» **What the exercise asks**
Reply with one number: how many lines contain the word "교회학교".

==============================

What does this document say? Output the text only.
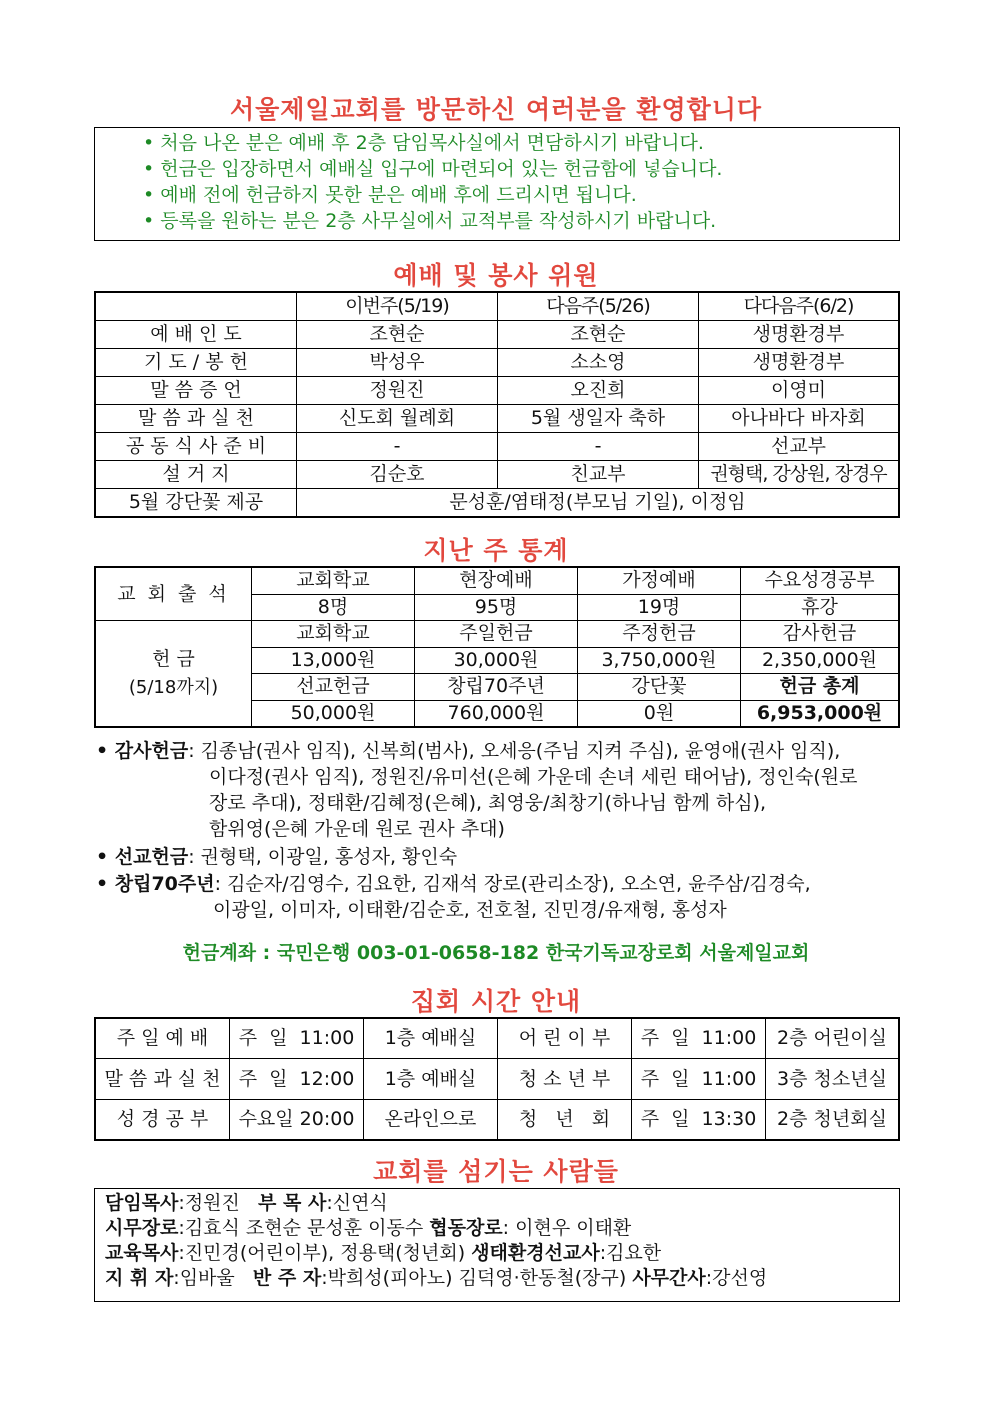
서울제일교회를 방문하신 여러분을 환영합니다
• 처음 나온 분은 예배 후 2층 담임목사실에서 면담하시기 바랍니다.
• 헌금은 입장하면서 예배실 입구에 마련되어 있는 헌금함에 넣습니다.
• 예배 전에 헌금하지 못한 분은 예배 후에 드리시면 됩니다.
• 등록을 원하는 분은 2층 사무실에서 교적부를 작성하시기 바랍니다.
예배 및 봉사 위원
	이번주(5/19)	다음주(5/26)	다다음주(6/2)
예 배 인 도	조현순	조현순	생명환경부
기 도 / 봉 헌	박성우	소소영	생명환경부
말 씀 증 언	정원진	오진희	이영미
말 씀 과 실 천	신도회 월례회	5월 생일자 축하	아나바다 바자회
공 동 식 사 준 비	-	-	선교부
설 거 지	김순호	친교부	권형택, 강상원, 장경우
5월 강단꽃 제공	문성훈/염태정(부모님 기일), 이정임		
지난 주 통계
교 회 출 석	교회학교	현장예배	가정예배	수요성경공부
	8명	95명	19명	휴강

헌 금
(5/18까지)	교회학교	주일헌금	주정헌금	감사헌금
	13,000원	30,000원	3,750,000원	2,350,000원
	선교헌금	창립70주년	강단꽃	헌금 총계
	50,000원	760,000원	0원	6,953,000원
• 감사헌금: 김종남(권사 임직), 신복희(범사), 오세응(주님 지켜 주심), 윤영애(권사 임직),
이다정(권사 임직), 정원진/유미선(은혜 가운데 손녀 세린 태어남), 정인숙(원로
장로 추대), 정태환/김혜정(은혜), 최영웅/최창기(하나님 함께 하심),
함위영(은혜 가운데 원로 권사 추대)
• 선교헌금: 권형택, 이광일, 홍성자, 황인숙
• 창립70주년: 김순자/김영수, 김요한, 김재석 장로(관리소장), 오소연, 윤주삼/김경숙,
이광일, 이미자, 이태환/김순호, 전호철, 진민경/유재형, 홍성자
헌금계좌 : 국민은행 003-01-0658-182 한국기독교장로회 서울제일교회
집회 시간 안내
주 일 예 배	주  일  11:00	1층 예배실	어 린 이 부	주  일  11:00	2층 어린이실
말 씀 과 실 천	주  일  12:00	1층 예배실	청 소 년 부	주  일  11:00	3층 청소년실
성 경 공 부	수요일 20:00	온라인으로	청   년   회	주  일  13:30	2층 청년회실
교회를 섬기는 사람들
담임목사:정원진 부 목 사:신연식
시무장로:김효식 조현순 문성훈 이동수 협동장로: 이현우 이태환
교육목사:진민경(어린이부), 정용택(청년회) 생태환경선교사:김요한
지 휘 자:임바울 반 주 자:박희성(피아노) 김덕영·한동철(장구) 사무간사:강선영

==============================

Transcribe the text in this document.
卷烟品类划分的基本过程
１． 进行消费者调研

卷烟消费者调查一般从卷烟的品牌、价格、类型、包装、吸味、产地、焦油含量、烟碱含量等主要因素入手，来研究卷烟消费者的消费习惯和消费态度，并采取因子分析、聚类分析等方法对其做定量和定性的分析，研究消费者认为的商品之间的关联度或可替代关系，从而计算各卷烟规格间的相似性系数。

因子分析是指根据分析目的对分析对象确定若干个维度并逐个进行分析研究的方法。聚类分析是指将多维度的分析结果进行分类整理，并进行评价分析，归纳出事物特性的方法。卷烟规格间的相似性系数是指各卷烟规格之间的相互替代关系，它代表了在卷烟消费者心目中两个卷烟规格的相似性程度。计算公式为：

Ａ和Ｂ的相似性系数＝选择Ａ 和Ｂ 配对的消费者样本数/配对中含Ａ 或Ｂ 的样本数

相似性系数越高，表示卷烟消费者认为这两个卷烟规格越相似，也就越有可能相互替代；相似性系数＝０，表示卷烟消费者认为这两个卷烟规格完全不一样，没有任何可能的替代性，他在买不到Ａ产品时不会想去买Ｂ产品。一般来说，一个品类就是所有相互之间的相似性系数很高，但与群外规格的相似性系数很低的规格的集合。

==============================

» **Finished answer**
2